## [DO THIS]
Copy everything from the very start of the data down through the line that contains "svg-text:¿La: ¿La [668,484,695,501]", including both ends, word for word.
[Start of EXTRACTED ENTRIES]
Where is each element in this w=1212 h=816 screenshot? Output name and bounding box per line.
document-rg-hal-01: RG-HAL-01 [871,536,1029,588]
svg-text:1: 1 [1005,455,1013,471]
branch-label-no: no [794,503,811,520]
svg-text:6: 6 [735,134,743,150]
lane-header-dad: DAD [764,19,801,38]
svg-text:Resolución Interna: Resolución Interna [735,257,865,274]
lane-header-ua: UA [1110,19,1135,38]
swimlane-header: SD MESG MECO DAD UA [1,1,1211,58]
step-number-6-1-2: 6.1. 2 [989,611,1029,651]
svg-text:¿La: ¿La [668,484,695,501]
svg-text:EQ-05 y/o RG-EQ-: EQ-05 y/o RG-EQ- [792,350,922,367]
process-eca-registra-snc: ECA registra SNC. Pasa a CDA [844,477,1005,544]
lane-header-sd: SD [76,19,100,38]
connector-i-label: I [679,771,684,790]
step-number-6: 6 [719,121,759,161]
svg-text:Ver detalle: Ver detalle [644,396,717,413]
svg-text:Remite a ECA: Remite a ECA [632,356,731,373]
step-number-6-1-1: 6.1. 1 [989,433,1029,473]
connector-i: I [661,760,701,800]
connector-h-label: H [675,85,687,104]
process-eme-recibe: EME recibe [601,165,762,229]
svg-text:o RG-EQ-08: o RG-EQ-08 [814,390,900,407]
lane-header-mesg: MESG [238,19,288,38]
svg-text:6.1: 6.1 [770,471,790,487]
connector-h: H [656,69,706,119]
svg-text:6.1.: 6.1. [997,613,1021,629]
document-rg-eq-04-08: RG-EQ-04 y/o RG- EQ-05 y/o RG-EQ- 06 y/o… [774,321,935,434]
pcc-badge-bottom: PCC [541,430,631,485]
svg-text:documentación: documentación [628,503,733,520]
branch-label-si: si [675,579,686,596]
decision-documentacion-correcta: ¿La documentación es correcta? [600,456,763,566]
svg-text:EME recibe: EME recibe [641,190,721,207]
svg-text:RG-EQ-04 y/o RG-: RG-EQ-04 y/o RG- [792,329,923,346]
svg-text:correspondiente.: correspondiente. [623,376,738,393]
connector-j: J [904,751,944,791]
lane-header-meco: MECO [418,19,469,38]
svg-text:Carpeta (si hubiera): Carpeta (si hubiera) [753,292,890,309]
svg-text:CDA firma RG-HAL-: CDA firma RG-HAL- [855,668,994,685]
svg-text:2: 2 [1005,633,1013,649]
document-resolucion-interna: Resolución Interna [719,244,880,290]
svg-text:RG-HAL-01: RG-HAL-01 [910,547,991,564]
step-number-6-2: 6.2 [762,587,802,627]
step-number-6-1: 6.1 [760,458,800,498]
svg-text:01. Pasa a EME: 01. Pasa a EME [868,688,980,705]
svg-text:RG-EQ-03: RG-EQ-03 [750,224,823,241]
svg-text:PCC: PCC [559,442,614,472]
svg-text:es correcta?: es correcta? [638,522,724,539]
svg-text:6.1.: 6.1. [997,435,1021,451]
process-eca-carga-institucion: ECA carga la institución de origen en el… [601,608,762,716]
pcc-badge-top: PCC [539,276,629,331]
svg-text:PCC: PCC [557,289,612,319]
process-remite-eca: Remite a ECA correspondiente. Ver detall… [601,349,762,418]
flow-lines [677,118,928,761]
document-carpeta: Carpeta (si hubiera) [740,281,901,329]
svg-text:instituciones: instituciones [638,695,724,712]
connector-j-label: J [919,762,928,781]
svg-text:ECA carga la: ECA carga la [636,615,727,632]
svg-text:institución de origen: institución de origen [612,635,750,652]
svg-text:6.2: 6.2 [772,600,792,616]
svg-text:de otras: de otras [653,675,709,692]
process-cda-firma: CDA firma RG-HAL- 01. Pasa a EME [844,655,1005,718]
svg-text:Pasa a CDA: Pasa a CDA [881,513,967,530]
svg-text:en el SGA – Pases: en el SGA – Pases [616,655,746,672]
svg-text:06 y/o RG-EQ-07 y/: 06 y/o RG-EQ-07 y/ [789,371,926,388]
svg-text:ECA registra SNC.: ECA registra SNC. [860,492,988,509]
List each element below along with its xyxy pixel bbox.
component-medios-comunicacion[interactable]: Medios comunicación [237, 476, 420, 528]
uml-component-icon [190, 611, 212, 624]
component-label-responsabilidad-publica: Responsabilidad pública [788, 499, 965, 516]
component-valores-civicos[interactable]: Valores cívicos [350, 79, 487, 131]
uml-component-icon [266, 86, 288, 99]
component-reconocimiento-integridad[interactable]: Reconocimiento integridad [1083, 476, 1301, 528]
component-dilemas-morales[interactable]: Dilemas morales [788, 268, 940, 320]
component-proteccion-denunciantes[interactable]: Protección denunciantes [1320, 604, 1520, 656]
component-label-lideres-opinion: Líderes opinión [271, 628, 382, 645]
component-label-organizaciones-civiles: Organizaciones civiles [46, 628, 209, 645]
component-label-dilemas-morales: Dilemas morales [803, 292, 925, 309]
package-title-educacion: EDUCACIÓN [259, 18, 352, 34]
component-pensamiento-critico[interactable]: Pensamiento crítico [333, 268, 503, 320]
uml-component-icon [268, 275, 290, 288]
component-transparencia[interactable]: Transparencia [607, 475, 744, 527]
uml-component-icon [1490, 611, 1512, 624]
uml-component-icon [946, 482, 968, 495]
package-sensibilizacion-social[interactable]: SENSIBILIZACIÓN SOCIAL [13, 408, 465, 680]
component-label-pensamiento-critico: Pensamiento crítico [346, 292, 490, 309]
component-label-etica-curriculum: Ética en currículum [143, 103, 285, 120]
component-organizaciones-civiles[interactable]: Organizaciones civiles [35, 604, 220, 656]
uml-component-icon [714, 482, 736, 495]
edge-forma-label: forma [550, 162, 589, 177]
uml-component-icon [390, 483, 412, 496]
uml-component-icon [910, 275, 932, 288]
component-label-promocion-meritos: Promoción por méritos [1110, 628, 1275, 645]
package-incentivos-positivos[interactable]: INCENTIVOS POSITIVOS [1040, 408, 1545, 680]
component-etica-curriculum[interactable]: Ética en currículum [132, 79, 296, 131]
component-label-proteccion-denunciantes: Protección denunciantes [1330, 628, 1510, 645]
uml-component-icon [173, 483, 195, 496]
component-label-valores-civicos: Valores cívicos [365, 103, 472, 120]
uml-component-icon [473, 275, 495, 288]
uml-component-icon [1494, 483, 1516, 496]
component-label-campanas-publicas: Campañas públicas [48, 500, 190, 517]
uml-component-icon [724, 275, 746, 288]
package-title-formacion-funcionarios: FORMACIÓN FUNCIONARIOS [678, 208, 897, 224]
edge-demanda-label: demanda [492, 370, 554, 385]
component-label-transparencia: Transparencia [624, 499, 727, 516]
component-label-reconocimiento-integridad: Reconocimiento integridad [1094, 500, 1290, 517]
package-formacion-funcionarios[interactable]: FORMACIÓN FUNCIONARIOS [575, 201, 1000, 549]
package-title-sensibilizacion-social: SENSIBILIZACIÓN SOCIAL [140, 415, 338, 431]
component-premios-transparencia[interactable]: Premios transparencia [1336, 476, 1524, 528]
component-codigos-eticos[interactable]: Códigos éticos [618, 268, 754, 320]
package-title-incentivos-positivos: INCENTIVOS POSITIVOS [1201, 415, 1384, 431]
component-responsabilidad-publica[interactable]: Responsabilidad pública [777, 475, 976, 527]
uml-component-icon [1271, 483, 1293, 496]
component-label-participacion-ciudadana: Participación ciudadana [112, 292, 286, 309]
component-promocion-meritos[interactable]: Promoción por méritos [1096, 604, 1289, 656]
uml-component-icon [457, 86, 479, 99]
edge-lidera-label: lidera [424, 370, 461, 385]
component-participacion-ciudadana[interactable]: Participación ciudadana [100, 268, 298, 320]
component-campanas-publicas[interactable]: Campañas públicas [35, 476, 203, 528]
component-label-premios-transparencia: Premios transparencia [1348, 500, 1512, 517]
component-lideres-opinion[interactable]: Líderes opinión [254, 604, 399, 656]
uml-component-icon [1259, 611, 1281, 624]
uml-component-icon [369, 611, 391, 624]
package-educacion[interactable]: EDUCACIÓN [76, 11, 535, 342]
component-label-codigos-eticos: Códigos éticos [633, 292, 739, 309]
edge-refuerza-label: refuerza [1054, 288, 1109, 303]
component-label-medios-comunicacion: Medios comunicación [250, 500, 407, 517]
[End of EXTRACTED ENTRIES]
## [ANSWER BELOW]
Where is each element in this w=1212 h=816 screenshot? Output name and bounding box per line.
document-rg-hal-01: RG-HAL-01 [871,536,1029,588]
svg-text:1: 1 [1005,455,1013,471]
branch-label-no: no [794,503,811,520]
svg-text:6: 6 [735,134,743,150]
lane-header-dad: DAD [764,19,801,38]
svg-text:Resolución Interna: Resolución Interna [735,257,865,274]
lane-header-ua: UA [1110,19,1135,38]
swimlane-header: SD MESG MECO DAD UA [1,1,1211,58]
step-number-6-1-2: 6.1. 2 [989,611,1029,651]
svg-text:¿La: ¿La [668,484,695,501]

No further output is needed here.